_Exercise requirements_. Go through the listing and pick out each line with the word "title" in it.

══ Provided records

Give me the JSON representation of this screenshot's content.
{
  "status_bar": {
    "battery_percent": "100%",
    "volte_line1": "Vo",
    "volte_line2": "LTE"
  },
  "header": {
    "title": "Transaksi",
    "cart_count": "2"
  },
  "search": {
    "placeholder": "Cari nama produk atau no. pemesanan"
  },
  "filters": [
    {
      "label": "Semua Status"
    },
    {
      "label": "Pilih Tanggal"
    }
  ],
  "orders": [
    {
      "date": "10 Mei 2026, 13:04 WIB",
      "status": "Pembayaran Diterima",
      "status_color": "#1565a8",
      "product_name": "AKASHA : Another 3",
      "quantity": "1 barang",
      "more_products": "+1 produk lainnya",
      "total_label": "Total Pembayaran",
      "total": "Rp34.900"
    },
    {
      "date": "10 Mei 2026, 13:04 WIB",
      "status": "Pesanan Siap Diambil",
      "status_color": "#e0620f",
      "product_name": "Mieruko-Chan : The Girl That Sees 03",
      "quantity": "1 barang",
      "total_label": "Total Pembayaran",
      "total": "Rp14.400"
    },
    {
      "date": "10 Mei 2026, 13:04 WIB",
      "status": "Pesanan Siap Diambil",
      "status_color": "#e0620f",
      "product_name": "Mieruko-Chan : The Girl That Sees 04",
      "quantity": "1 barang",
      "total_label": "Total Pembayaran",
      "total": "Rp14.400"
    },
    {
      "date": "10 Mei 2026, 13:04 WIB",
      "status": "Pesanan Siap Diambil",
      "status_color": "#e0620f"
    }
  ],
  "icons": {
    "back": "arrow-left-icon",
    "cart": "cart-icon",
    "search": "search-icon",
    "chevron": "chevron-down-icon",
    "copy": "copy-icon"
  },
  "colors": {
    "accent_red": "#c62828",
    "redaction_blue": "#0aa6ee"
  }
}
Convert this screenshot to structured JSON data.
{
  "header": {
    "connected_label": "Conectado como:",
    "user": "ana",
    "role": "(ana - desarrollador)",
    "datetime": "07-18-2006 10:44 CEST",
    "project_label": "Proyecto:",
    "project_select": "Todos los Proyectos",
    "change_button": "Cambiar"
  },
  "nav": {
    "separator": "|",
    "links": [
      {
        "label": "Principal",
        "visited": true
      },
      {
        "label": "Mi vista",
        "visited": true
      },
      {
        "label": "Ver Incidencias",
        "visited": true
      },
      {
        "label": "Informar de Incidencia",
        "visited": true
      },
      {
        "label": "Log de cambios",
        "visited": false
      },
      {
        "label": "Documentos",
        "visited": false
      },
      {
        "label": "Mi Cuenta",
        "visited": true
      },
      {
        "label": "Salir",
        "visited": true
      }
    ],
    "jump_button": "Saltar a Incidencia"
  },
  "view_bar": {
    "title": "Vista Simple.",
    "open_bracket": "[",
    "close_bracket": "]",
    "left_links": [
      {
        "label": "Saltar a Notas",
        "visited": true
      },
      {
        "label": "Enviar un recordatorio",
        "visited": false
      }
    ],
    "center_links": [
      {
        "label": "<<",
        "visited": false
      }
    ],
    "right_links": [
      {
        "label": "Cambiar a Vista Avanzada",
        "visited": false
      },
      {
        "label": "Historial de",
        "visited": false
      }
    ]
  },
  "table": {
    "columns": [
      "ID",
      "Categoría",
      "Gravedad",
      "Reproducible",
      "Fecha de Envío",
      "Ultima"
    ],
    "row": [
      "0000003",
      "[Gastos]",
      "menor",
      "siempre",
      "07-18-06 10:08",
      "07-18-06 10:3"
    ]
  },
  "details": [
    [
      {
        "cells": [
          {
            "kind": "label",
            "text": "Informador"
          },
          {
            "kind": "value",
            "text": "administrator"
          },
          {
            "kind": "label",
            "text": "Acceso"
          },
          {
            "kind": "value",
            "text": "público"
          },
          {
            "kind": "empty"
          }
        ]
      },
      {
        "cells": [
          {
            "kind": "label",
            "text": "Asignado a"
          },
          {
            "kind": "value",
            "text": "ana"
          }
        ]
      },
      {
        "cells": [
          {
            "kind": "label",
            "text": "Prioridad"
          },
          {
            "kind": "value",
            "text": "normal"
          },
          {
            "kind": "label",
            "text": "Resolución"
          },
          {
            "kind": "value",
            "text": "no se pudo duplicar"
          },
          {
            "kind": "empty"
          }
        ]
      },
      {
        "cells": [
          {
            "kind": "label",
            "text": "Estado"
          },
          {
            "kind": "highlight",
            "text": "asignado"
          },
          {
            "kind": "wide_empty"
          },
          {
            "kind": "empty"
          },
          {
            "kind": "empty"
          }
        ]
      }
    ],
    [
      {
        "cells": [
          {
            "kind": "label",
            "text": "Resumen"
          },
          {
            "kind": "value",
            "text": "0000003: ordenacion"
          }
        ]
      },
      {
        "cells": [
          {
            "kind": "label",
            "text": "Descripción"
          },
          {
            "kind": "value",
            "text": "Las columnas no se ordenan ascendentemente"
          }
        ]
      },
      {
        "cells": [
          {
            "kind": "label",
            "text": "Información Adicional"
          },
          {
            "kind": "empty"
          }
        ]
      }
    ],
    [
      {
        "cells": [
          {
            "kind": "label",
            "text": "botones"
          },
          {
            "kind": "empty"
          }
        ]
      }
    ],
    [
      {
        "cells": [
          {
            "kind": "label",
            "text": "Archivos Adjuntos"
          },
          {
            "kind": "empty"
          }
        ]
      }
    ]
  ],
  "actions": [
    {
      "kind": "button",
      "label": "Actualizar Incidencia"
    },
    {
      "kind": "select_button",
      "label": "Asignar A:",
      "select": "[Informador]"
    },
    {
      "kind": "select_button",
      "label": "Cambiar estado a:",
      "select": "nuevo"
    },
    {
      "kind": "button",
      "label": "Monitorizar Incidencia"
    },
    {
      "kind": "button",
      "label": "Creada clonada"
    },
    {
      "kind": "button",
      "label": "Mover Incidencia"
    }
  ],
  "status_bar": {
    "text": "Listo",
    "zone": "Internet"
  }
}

════
══ Provided records

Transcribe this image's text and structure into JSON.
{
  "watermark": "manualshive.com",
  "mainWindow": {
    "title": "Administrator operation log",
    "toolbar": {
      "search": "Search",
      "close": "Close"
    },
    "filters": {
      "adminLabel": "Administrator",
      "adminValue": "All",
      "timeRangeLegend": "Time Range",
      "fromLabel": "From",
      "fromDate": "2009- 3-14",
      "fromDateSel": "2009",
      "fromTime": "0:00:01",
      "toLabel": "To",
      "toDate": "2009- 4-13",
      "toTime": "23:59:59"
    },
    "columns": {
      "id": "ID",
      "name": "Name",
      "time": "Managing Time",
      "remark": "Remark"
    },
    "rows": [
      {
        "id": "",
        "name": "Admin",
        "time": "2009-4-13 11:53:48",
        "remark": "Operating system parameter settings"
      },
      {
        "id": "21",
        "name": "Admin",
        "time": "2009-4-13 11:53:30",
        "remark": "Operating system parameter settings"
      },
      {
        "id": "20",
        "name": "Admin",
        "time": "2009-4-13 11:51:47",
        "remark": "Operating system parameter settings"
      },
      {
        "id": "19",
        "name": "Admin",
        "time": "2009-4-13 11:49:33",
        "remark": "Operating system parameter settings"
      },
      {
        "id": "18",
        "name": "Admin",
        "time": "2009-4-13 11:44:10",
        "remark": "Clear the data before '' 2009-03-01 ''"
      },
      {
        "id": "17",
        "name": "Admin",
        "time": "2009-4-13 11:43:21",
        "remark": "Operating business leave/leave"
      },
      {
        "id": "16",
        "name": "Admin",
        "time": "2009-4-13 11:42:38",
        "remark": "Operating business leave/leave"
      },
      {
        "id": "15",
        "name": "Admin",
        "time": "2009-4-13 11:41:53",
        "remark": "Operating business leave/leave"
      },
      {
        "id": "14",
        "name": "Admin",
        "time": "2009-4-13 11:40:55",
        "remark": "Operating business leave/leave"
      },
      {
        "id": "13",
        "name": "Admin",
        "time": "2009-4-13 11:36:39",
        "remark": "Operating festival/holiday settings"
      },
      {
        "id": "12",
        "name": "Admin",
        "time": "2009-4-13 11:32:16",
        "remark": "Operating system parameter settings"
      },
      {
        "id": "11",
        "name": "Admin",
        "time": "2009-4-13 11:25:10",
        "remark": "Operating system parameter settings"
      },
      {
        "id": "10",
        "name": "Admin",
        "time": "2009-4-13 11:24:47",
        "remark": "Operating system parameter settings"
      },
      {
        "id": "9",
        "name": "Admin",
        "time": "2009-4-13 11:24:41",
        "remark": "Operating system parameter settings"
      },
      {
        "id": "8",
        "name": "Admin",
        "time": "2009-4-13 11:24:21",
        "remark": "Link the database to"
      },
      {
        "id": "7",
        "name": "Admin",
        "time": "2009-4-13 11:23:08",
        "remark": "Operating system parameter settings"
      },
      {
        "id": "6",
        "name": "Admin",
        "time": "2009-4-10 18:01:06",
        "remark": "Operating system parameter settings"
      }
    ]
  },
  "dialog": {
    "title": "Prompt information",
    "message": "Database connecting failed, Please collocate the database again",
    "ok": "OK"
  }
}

════

_Reply to the exercise_.
    "title": "Transaksi",
    "title": "Vista Simple.",
    "title": "Administrator operation log",
    "title": "Prompt information",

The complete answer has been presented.